* Passage shown *
#####

Closeup of colorful trunk of tree
Beautiful colors of a tree’s bark.

During my 20s and 30s, I went through self-help, self-development books like candies in a sweet shop. I prayed, read mantras, did guided meditations, had gratitude journals and basically tried to be a more forgiving and enlightened person. But during my really hard days of being a Waldorf teacher, I made the mistake of writing a gratitude journal to counteract the hell I was living through.

It was a kind of denial, really. I mean, yes, I knew there were things I needed to address and even accept, but I foolishly thought if I focused on the positive, then things would get better. I’d have a better attitude. I’d be doing the work. But I stopped writing, I had stopped pouring myself on paper and my gratitude list was just another way of living in dysfunction. It had become the equivalent of writing “I’m happy” over and over again – when I was clearly not happy.

So, I’m a bit cautious of these kinds of things now. Being grateful is easy, especially if you’ve been massaging the message for as long as I have. But feeling the punch behind those words, well, that’s a whole other thing entirely.

I have to confess Cambodia is not an easy place for me to live especially after the ease, convenience and years of living in Thailand. There are regular and frequent power outages here. I know this is something that other places struggle with, my Nepalese American friend said power outages in Katmandu were every day at scheduled times. But in Siem Reap, we are often caught off guard, left literally in the dark wondering how long this one will be.

#####

* Provided material *
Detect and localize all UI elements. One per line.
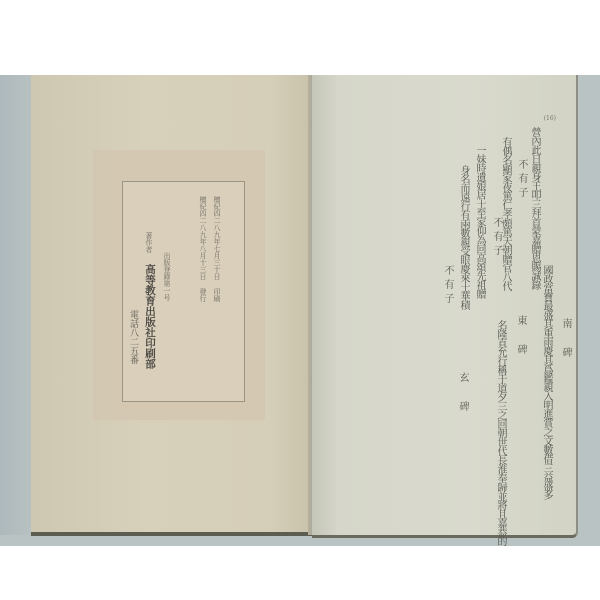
book-photo: 檀紀四二八九年七月三十日 印刷 檀紀四二八九年八月十三日 發行 出版登錄第一号 … [0, 75, 600, 546]
signature-dong: 東 碑 [513, 315, 528, 358]
text-column: 一妹時遺娘居士至家仰為回高頌先祖贈 [472, 145, 487, 298]
text-label: 不有子 [489, 217, 504, 259]
signature-nam: 南 碑 [558, 318, 573, 361]
signature-hyeon: 玄 碑 [455, 372, 470, 415]
text-column: 身名而遠行有兩數親受眼慶來士華積 [456, 165, 471, 309]
colophon-issue-date: 檀紀四二八九年八月十三日 發行 [198, 196, 208, 302]
text-column: 名隆直允行稱于道夕三之回朝世代長淮奉歸並將且嘉恭的 [493, 320, 508, 545]
colophon-phone: 電話八二五番 [127, 310, 140, 364]
text-label: 不有子 [514, 159, 529, 201]
right-page: (16) 營內此日親身王叩三拜首蒙嘉贈恩賜誠錄 不有子 有偶名顯家夜篤仁孝頗篤天… [312, 75, 578, 538]
page-number: (16) [544, 115, 556, 122]
text-column: 國政當寶最盛其重雨慶其爲鑑親入明進賞之文數借三益盛多 [539, 265, 554, 499]
colophon-publisher: 高等教育出版社印刷部 [143, 264, 158, 369]
background-surface [0, 75, 31, 535]
text-column: 有偶名顯家夜篤仁孝頗篤天朝贈官八代 [498, 137, 513, 290]
colophon-print-date: 檀紀四二八九年七月三十日 印刷 [212, 196, 222, 302]
left-page: 檀紀四二八九年七月三十日 印刷 檀紀四二八九年八月十三日 發行 出版登錄第一号 … [31, 75, 312, 536]
text-label: 不有子 [440, 265, 455, 307]
colophon-author-label: 著作者 [144, 232, 154, 253]
colophon-box: 檀紀四二八九年七月三十日 印刷 檀紀四二八九年八月十三日 發行 出版登錄第一号 … [122, 181, 245, 402]
colophon-registration: 出版登錄第一号 [162, 252, 172, 301]
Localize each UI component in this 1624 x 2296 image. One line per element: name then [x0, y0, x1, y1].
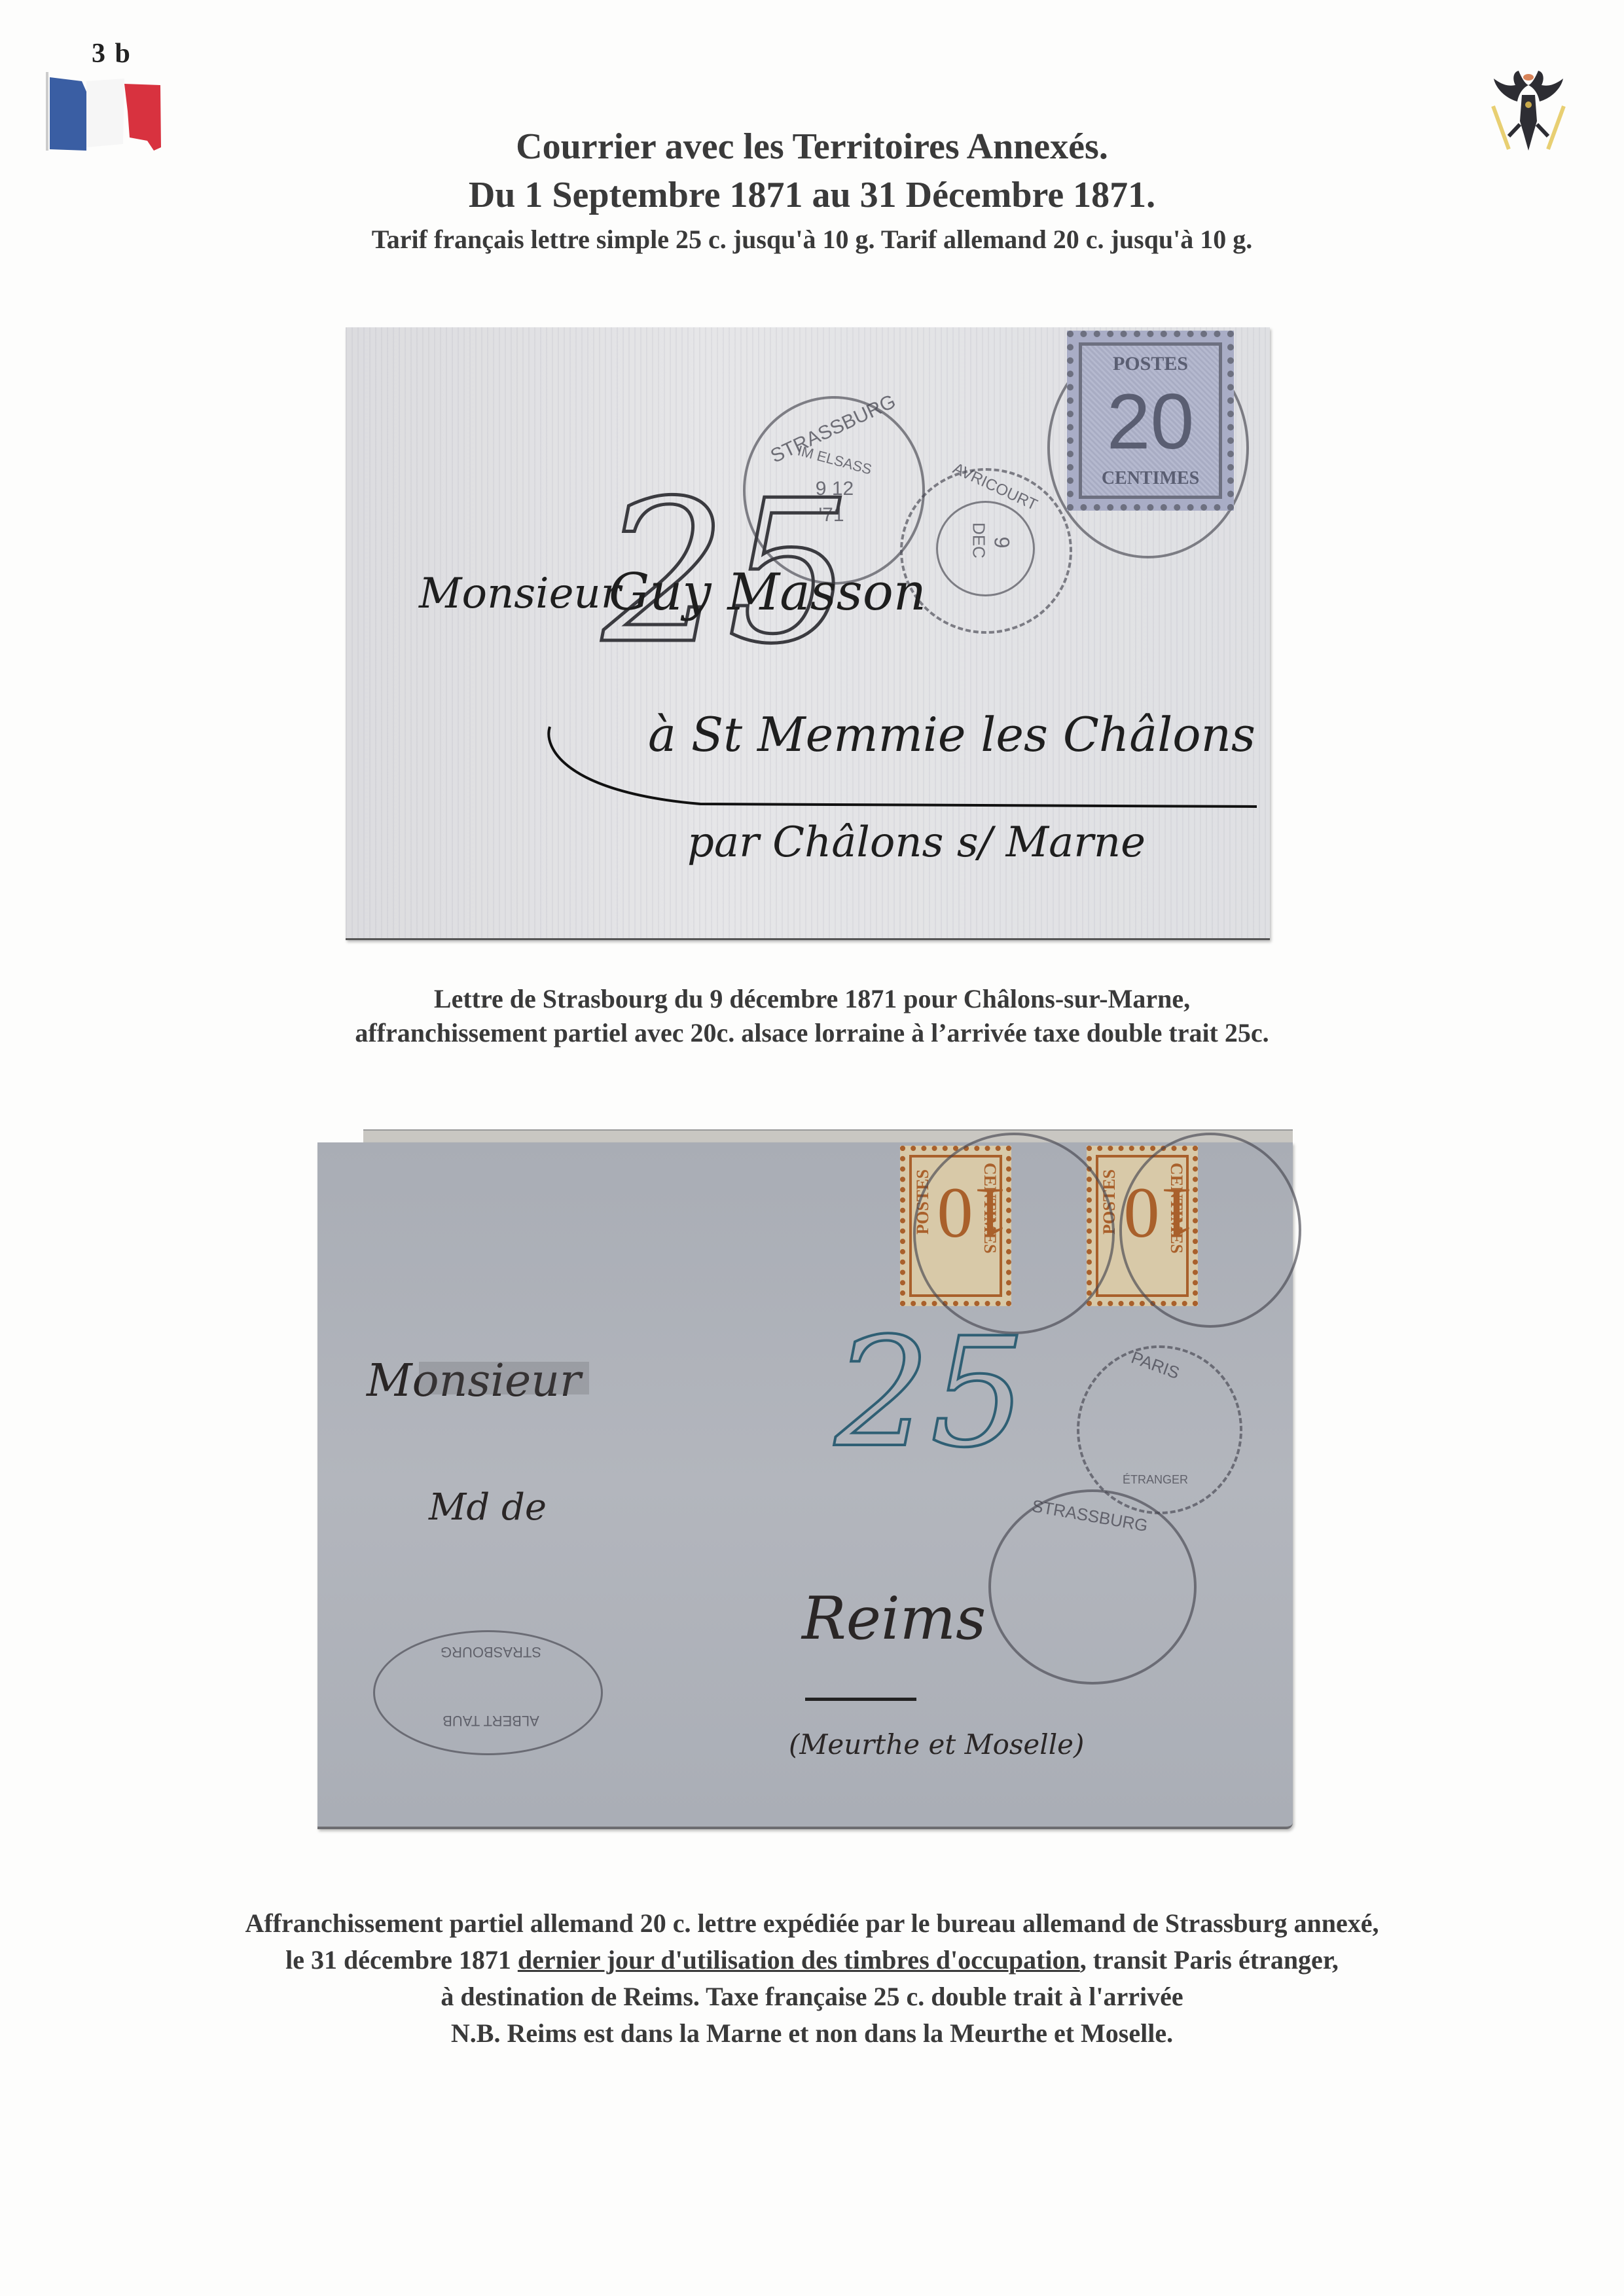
page-number: 3 b [92, 38, 132, 69]
address2-line-3: Reims [802, 1584, 986, 1653]
page-title: Courrier avec les Territoires Annexés. [0, 126, 1624, 168]
stamp-cancel-left [913, 1133, 1115, 1334]
taxe-mark-25-blue: 25 [835, 1306, 1026, 1481]
letter1-caption: Lettre de Strasbourg du 9 décembre 1871 … [0, 982, 1624, 1050]
underline-flourish [543, 720, 1263, 812]
stamp-cancel-right [1119, 1133, 1301, 1328]
stamp-20-centimes: POSTES 20 CENTIMES [1067, 331, 1234, 511]
tariff-line: Tarif français lettre simple 25 c. jusqu… [0, 224, 1624, 255]
avricourt-cancel-day: 9 [990, 530, 1014, 556]
avricourt-cancel-month: DEC [969, 521, 989, 560]
highlighted-phrase: dernier jour d'utilisation des timbres d… [518, 1945, 1080, 1975]
paris-cancel-subtext: ÉTRANGER [1100, 1473, 1211, 1487]
address2-line-4: (Meurthe et Moselle) [789, 1728, 1084, 1760]
address-line-4: par Châlons s/ Marne [687, 818, 1146, 867]
letter2-caption: Affranchissement partiel allemand 20 c. … [0, 1905, 1624, 2052]
address-line-2: Guy Masson [609, 563, 926, 622]
seal-text: ALBERT TAUB [419, 1712, 563, 1729]
address-line-1: Monsieur [419, 570, 621, 618]
seal-subtext: STRASBOURG [419, 1643, 563, 1660]
reims-underline [805, 1698, 916, 1701]
crossed-out-name [419, 1362, 589, 1394]
period-subtitle: Du 1 Septembre 1871 au 31 Décembre 1871. [0, 174, 1624, 216]
address2-line-2: Md de [429, 1486, 547, 1529]
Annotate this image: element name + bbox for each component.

#####

Please reproduce the gratitude passage in full, word for word. Work from the gratitude passage alone, not the listing.

Closeup of colorful trunk of tree
Beautiful colors of a tree’s bark.

During my 20s and 30s, I went through self-help, self-development books like candies in a sweet shop. I prayed, read mantras, did guided meditations, had gratitude journals and basically tried to be a more forgiving and enlightened person. But during my really hard days of being a Waldorf teacher, I made the mistake of writing a gratitude journal to counteract the hell I was living through.

It was a kind of denial, really. I mean, yes, I knew there were things I needed to address and even accept, but I foolishly thought if I focused on the positive, then things would get better. I’d have a better attitude. I’d be doing the work. But I stopped writing, I had stopped pouring myself on paper and my gratitude list was just another way of living in dysfunction. It had become the equivalent of writing “I’m happy” over and over again – when I was clearly not happy.

So, I’m a bit cautious of these kinds of things now. Being grateful is easy, especially if you’ve been massaging the message for as long as I have. But feeling the punch behind those words, well, that’s a whole other thing entirely.

I have to confess Cambodia is not an easy place for me to live especially after the ease, convenience and years of living in Thailand. There are regular and frequent power outages here. I know this is something that other places struggle with, my Nepalese American friend said power outages in Katmandu were every day at scheduled times. But in Siem Reap, we are often caught off guard, left literally in the dark wondering how long this one will be.